● Goal of the exercise
Copy each line containing the word "jmenovací" from the records that follow, please.

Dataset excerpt

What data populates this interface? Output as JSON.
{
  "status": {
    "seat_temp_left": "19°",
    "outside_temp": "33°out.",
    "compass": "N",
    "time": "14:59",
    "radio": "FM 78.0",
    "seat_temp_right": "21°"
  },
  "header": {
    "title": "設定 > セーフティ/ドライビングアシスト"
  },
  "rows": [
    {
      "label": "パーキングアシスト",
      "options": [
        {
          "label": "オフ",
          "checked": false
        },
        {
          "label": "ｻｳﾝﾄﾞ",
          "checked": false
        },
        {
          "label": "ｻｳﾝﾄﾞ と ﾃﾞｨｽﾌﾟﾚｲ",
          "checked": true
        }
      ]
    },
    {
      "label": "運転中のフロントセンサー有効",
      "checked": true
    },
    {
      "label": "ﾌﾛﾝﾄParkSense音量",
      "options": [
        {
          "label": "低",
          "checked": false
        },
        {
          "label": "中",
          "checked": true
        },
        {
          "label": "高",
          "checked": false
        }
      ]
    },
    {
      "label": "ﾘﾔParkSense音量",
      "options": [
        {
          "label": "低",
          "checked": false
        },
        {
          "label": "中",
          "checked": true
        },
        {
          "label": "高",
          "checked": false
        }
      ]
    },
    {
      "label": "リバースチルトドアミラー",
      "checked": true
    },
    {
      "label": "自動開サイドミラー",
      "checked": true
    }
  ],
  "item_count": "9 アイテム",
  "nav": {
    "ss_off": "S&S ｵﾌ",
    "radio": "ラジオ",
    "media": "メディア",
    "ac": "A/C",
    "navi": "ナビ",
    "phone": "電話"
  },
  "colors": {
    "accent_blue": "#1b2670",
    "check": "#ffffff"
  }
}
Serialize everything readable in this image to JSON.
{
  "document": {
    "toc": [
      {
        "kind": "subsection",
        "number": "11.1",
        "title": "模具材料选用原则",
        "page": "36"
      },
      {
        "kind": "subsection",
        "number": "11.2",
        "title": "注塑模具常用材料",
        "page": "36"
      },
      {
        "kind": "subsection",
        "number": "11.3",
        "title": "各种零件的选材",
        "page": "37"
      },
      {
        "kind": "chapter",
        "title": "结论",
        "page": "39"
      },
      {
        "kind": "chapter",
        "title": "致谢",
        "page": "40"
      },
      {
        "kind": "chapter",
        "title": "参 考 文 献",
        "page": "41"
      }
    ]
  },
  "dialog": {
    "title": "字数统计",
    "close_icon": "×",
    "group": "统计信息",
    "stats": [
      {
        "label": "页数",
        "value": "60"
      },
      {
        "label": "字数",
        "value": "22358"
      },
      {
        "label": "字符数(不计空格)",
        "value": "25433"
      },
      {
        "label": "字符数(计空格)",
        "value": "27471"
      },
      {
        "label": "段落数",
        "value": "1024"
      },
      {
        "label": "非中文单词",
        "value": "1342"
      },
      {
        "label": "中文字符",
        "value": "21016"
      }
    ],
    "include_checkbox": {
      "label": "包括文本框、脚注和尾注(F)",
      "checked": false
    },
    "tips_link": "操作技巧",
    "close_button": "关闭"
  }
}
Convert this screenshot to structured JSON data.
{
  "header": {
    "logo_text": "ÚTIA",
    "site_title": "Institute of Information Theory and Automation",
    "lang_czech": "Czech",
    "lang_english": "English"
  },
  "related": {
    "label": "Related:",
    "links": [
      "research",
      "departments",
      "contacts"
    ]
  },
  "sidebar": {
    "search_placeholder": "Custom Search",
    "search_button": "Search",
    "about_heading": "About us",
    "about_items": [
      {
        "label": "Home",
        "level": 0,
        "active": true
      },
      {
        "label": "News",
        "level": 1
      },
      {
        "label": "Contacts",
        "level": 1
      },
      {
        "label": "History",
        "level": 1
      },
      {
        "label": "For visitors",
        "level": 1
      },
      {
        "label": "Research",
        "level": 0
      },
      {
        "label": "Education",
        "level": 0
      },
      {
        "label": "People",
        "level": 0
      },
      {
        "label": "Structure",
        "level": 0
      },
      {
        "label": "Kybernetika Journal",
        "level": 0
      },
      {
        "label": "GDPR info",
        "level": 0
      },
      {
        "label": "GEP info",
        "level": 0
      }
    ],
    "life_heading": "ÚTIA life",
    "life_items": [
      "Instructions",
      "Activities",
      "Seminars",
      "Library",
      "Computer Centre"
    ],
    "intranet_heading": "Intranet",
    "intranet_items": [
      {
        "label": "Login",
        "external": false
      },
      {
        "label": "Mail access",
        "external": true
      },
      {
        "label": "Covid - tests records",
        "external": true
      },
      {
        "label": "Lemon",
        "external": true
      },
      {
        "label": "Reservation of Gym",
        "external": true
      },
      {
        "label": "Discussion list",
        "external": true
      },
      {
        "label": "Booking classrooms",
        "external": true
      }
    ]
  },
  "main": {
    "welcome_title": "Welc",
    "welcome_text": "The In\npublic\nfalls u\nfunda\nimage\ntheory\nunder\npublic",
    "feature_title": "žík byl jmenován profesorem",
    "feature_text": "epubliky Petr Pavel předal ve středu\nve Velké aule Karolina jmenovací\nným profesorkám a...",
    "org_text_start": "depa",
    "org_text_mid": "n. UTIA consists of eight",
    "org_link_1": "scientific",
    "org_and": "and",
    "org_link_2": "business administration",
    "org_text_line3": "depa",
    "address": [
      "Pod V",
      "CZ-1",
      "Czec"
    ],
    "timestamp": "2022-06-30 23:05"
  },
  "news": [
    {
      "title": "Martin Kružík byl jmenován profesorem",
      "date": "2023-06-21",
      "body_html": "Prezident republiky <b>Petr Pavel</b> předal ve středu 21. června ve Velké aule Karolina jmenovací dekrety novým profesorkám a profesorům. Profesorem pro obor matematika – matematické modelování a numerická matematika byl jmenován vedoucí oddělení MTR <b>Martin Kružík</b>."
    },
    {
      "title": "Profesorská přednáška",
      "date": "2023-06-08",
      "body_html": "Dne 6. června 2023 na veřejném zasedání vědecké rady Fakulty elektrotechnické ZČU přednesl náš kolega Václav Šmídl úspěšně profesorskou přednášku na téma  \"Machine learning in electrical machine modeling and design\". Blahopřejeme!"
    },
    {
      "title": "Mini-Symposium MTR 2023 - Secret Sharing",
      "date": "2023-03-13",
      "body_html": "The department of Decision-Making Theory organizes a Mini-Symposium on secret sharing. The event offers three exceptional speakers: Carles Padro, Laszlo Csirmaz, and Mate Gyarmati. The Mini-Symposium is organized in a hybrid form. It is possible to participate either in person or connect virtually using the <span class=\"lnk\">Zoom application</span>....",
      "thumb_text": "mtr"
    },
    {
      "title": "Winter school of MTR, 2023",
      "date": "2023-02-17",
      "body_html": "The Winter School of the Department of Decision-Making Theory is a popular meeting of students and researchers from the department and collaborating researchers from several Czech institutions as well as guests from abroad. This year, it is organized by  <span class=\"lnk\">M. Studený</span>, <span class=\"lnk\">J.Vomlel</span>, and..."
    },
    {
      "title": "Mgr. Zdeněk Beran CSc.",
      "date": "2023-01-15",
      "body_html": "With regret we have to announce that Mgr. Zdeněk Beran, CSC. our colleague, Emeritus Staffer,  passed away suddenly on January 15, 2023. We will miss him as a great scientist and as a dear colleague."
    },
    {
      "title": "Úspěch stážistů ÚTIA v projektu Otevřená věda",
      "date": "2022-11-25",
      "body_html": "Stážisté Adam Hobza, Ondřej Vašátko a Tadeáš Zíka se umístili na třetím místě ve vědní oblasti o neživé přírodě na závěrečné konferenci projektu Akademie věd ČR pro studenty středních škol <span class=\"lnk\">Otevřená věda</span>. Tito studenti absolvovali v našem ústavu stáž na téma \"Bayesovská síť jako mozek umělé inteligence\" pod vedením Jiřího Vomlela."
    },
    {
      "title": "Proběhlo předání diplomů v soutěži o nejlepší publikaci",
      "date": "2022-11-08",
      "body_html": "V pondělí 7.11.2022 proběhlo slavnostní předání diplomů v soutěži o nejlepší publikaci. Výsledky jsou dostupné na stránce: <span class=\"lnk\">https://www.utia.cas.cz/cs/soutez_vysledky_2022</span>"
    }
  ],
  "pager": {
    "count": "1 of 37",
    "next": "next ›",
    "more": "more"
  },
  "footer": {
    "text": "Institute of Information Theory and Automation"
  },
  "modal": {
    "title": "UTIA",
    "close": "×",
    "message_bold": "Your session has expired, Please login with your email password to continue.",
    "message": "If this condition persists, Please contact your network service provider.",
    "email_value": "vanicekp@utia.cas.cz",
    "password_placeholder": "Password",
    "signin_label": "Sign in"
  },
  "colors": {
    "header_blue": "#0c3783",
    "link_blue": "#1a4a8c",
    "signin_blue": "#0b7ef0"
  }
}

● Answer to this problem
    "feature_text": "epubliky Petr Pavel předal ve středu\nve Velké aule Karolina jmenovací\nným profesorkám a...",
      "body_html": "Prezident republiky <b>Petr Pavel</b> předal ve středu 21. června ve Velké aule Karolina jmenovací dekrety novým profesorkám a profesorům. Profesorem pro obor matematika – matematické modelování a numerická matematika byl jmenován vedoucí oddělení MTR <b>Martin Kružík</b>."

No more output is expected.